Could you write out the records below exactly as they appear, leaving out any pictures?
□ □ □ □
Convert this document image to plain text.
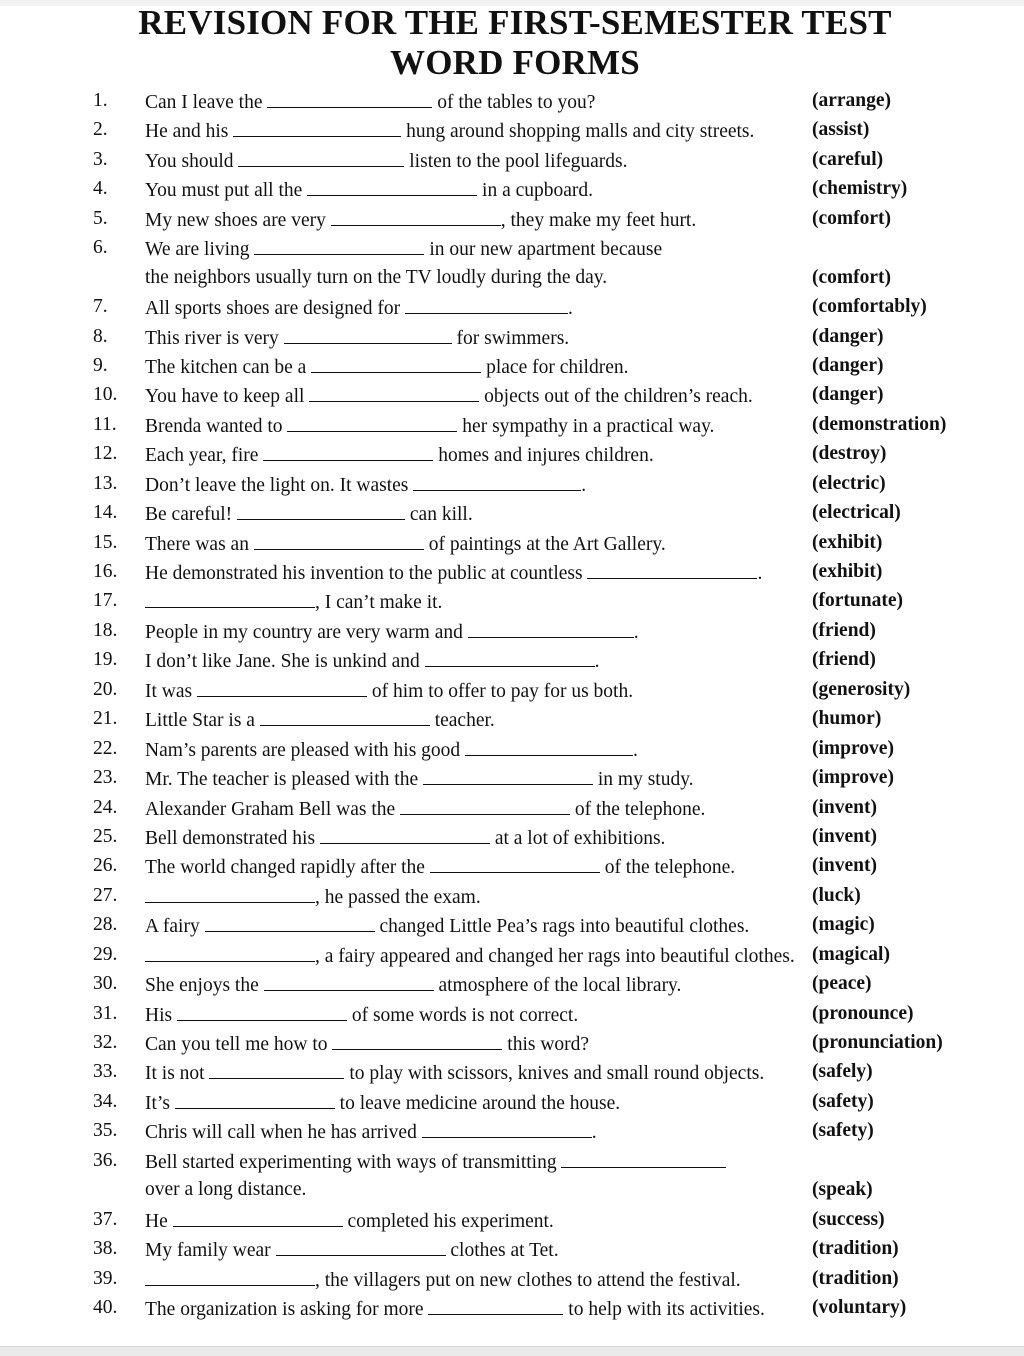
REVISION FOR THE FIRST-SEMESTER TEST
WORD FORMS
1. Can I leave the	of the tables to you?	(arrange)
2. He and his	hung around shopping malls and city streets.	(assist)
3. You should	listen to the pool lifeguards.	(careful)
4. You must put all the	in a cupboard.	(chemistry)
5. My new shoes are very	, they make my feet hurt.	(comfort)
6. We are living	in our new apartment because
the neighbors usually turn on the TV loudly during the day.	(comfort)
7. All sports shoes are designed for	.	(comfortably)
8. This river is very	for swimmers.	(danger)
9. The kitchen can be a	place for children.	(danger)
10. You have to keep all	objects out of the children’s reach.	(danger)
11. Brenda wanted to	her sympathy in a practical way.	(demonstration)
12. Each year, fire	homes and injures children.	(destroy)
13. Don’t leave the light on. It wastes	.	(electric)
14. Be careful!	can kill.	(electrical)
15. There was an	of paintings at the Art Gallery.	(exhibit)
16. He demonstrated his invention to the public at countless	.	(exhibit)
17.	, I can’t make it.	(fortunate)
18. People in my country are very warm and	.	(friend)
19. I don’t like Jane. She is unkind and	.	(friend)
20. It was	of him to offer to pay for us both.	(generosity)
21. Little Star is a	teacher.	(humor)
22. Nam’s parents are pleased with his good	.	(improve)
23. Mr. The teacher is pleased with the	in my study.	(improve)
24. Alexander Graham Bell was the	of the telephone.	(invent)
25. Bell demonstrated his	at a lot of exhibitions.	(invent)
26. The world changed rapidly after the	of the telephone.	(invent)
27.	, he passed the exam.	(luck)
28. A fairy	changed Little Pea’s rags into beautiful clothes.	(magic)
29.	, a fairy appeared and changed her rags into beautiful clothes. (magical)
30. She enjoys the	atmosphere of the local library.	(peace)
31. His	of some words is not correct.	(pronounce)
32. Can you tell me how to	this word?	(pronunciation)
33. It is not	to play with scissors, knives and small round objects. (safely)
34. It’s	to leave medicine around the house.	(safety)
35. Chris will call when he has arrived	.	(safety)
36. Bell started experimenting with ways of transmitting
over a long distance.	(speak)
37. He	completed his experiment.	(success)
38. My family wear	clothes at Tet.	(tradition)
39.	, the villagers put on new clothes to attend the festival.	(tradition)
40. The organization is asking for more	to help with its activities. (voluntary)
□ □ □ □
### Result of this exercise
Convert this document image to plain text.
REVISION FOR THE FIRST-SEMESTER TEST
WORD FORMS
1. Can I leave the	of the tables to you?	(arrange)
2. He and his	hung around shopping malls and city streets.	(assist)
3. You should	listen to the pool lifeguards.	(careful)
4. You must put all the	in a cupboard.	(chemistry)
5. My new shoes are very	, they make my feet hurt.	(comfort)
6. We are living	in our new apartment because
the neighbors usually turn on the TV loudly during the day.	(comfort)
7. All sports shoes are designed for	.	(comfortably)
8. This river is very	for swimmers.	(danger)
9. The kitchen can be a	place for children.	(danger)
10. You have to keep all	objects out of the children’s reach.	(danger)
11. Brenda wanted to	her sympathy in a practical way.	(demonstration)
12. Each year, fire	homes and injures children.	(destroy)
13. Don’t leave the light on. It wastes	.	(electric)
14. Be careful!	can kill.	(electrical)
15. There was an	of paintings at the Art Gallery.	(exhibit)
16. He demonstrated his invention to the public at countless	.	(exhibit)
17.	, I can’t make it.	(fortunate)
18. People in my country are very warm and	.	(friend)
19. I don’t like Jane. She is unkind and	.	(friend)
20. It was	of him to offer to pay for us both.	(generosity)
21. Little Star is a	teacher.	(humor)
22. Nam’s parents are pleased with his good	.	(improve)
23. Mr. The teacher is pleased with the	in my study.	(improve)
24. Alexander Graham Bell was the	of the telephone.	(invent)
25. Bell demonstrated his	at a lot of exhibitions.	(invent)
26. The world changed rapidly after the	of the telephone.	(invent)
27.	, he passed the exam.	(luck)
28. A fairy	changed Little Pea’s rags into beautiful clothes.	(magic)
29.	, a fairy appeared and changed her rags into beautiful clothes. (magical)
30. She enjoys the	atmosphere of the local library.	(peace)
31. His	of some words is not correct.	(pronounce)
32. Can you tell me how to	this word?	(pronunciation)
33. It is not	to play with scissors, knives and small round objects. (safely)
34. It’s	to leave medicine around the house.	(safety)
35. Chris will call when he has arrived	.	(safety)
36. Bell started experimenting with ways of transmitting
over a long distance.	(speak)
37. He	completed his experiment.	(success)
38. My family wear	clothes at Tet.	(tradition)
39.	, the villagers put on new clothes to attend the festival.	(tradition)
40. The organization is asking for more	to help with its activities. (voluntary)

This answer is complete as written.